[Part of a data file]
::::::::::

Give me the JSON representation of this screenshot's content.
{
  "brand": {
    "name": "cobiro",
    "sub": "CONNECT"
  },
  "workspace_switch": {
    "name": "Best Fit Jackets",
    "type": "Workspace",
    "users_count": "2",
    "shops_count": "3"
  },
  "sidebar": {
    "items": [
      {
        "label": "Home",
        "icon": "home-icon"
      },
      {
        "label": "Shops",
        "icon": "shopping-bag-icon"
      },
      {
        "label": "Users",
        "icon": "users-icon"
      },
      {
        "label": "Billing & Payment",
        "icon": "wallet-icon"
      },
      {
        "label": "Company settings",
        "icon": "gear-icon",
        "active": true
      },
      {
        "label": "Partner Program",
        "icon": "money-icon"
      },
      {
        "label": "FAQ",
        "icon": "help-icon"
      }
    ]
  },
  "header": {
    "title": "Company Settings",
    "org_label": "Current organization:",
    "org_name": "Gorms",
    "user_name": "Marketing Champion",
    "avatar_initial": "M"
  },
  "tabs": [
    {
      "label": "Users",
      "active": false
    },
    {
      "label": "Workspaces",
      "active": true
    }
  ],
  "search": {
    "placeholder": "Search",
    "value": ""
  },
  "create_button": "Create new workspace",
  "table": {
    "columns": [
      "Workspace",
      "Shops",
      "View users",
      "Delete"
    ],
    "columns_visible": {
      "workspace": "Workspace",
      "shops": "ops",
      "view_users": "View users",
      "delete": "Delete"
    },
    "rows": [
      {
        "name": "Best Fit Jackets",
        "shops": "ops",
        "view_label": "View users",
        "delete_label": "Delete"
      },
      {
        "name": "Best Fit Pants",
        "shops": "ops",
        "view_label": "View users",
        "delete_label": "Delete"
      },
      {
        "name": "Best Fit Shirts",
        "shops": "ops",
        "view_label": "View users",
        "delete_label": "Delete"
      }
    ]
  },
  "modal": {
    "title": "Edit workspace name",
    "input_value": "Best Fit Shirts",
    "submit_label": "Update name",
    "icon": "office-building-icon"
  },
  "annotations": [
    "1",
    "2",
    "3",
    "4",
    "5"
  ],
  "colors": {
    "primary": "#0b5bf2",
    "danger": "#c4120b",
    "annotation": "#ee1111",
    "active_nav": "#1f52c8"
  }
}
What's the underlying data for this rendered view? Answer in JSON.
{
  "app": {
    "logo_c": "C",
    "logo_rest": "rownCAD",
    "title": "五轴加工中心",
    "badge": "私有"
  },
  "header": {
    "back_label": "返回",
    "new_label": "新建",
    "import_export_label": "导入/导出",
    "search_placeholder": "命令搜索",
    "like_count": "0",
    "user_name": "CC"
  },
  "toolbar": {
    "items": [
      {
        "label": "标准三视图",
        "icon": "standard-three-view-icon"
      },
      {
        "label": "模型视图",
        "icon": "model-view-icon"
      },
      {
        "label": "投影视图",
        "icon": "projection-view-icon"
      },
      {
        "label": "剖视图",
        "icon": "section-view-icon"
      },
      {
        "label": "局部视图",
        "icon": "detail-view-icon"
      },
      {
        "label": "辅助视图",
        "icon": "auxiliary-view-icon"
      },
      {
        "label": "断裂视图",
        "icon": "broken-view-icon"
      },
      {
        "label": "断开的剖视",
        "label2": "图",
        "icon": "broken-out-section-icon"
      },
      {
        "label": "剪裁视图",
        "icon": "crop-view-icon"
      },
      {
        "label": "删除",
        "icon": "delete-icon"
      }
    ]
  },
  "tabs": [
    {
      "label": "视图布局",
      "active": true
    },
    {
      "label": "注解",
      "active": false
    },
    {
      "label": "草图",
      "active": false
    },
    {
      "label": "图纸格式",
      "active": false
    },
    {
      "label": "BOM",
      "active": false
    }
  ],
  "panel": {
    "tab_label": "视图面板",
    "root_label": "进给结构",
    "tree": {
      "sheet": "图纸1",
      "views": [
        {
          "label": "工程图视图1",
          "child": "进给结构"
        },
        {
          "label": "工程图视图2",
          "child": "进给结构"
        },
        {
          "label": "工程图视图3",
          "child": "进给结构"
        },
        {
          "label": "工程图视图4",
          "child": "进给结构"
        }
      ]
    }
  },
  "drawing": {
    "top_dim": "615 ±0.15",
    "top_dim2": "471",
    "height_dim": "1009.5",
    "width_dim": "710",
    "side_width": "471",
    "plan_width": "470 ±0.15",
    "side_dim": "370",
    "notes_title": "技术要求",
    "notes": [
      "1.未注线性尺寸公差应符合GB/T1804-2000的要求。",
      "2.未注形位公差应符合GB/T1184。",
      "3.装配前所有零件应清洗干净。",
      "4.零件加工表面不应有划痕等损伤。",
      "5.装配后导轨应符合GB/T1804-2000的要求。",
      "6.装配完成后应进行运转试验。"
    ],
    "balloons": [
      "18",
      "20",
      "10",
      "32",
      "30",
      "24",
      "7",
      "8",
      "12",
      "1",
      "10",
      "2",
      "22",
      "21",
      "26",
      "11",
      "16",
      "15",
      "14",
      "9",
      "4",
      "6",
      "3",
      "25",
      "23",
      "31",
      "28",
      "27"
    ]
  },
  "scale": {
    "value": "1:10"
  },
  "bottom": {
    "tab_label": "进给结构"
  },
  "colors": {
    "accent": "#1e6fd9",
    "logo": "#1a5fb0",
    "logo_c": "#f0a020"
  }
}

::::::::::

- **Task requirements**
Emit the records above again, exactly, with no line skipped.

- **Problem solution**
Give me the JSON representation of this screenshot's content.
{
  "brand": {
    "name": "cobiro",
    "sub": "CONNECT"
  },
  "workspace_switch": {
    "name": "Best Fit Jackets",
    "type": "Workspace",
    "users_count": "2",
    "shops_count": "3"
  },
  "sidebar": {
    "items": [
      {
        "label": "Home",
        "icon": "home-icon"
      },
      {
        "label": "Shops",
        "icon": "shopping-bag-icon"
      },
      {
        "label": "Users",
        "icon": "users-icon"
      },
      {
        "label": "Billing & Payment",
        "icon": "wallet-icon"
      },
      {
        "label": "Company settings",
        "icon": "gear-icon",
        "active": true
      },
      {
        "label": "Partner Program",
        "icon": "money-icon"
      },
      {
        "label": "FAQ",
        "icon": "help-icon"
      }
    ]
  },
  "header": {
    "title": "Company Settings",
    "org_label": "Current organization:",
    "org_name": "Gorms",
    "user_name": "Marketing Champion",
    "avatar_initial": "M"
  },
  "tabs": [
    {
      "label": "Users",
      "active": false
    },
    {
      "label": "Workspaces",
      "active": true
    }
  ],
  "search": {
    "placeholder": "Search",
    "value": ""
  },
  "create_button": "Create new workspace",
  "table": {
    "columns": [
      "Workspace",
      "Shops",
      "View users",
      "Delete"
    ],
    "columns_visible": {
      "workspace": "Workspace",
      "shops": "ops",
      "view_users": "View users",
      "delete": "Delete"
    },
    "rows": [
      {
        "name": "Best Fit Jackets",
        "shops": "ops",
        "view_label": "View users",
        "delete_label": "Delete"
      },
      {
        "name": "Best Fit Pants",
        "shops": "ops",
        "view_label": "View users",
        "delete_label": "Delete"
      },
      {
        "name": "Best Fit Shirts",
        "shops": "ops",
        "view_label": "View users",
        "delete_label": "Delete"
      }
    ]
  },
  "modal": {
    "title": "Edit workspace name",
    "input_value": "Best Fit Shirts",
    "submit_label": "Update name",
    "icon": "office-building-icon"
  },
  "annotations": [
    "1",
    "2",
    "3",
    "4",
    "5"
  ],
  "colors": {
    "primary": "#0b5bf2",
    "danger": "#c4120b",
    "annotation": "#ee1111",
    "active_nav": "#1f52c8"
  }
}
What's the underlying data for this rendered view? Answer in JSON.
{
  "app": {
    "logo_c": "C",
    "logo_rest": "rownCAD",
    "title": "五轴加工中心",
    "badge": "私有"
  },
  "header": {
    "back_label": "返回",
    "new_label": "新建",
    "import_export_label": "导入/导出",
    "search_placeholder": "命令搜索",
    "like_count": "0",
    "user_name": "CC"
  },
  "toolbar": {
    "items": [
      {
        "label": "标准三视图",
        "icon": "standard-three-view-icon"
      },
      {
        "label": "模型视图",
        "icon": "model-view-icon"
      },
      {
        "label": "投影视图",
        "icon": "projection-view-icon"
      },
      {
        "label": "剖视图",
        "icon": "section-view-icon"
      },
      {
        "label": "局部视图",
        "icon": "detail-view-icon"
      },
      {
        "label": "辅助视图",
        "icon": "auxiliary-view-icon"
      },
      {
        "label": "断裂视图",
        "icon": "broken-view-icon"
      },
      {
        "label": "断开的剖视",
        "label2": "图",
        "icon": "broken-out-section-icon"
      },
      {
        "label": "剪裁视图",
        "icon": "crop-view-icon"
      },
      {
        "label": "删除",
        "icon": "delete-icon"
      }
    ]
  },
  "tabs": [
    {
      "label": "视图布局",
      "active": true
    },
    {
      "label": "注解",
      "active": false
    },
    {
      "label": "草图",
      "active": false
    },
    {
      "label": "图纸格式",
      "active": false
    },
    {
      "label": "BOM",
      "active": false
    }
  ],
  "panel": {
    "tab_label": "视图面板",
    "root_label": "进给结构",
    "tree": {
      "sheet": "图纸1",
      "views": [
        {
          "label": "工程图视图1",
          "child": "进给结构"
        },
        {
          "label": "工程图视图2",
          "child": "进给结构"
        },
        {
          "label": "工程图视图3",
          "child": "进给结构"
        },
        {
          "label": "工程图视图4",
          "child": "进给结构"
        }
      ]
    }
  },
  "drawing": {
    "top_dim": "615 ±0.15",
    "top_dim2": "471",
    "height_dim": "1009.5",
    "width_dim": "710",
    "side_width": "471",
    "plan_width": "470 ±0.15",
    "side_dim": "370",
    "notes_title": "技术要求",
    "notes": [
      "1.未注线性尺寸公差应符合GB/T1804-2000的要求。",
      "2.未注形位公差应符合GB/T1184。",
      "3.装配前所有零件应清洗干净。",
      "4.零件加工表面不应有划痕等损伤。",
      "5.装配后导轨应符合GB/T1804-2000的要求。",
      "6.装配完成后应进行运转试验。"
    ],
    "balloons": [
      "18",
      "20",
      "10",
      "32",
      "30",
      "24",
      "7",
      "8",
      "12",
      "1",
      "10",
      "2",
      "22",
      "21",
      "26",
      "11",
      "16",
      "15",
      "14",
      "9",
      "4",
      "6",
      "3",
      "25",
      "23",
      "31",
      "28",
      "27"
    ]
  },
  "scale": {
    "value": "1:10"
  },
  "bottom": {
    "tab_label": "进给结构"
  },
  "colors": {
    "accent": "#1e6fd9",
    "logo": "#1a5fb0",
    "logo_c": "#f0a020"
  }
}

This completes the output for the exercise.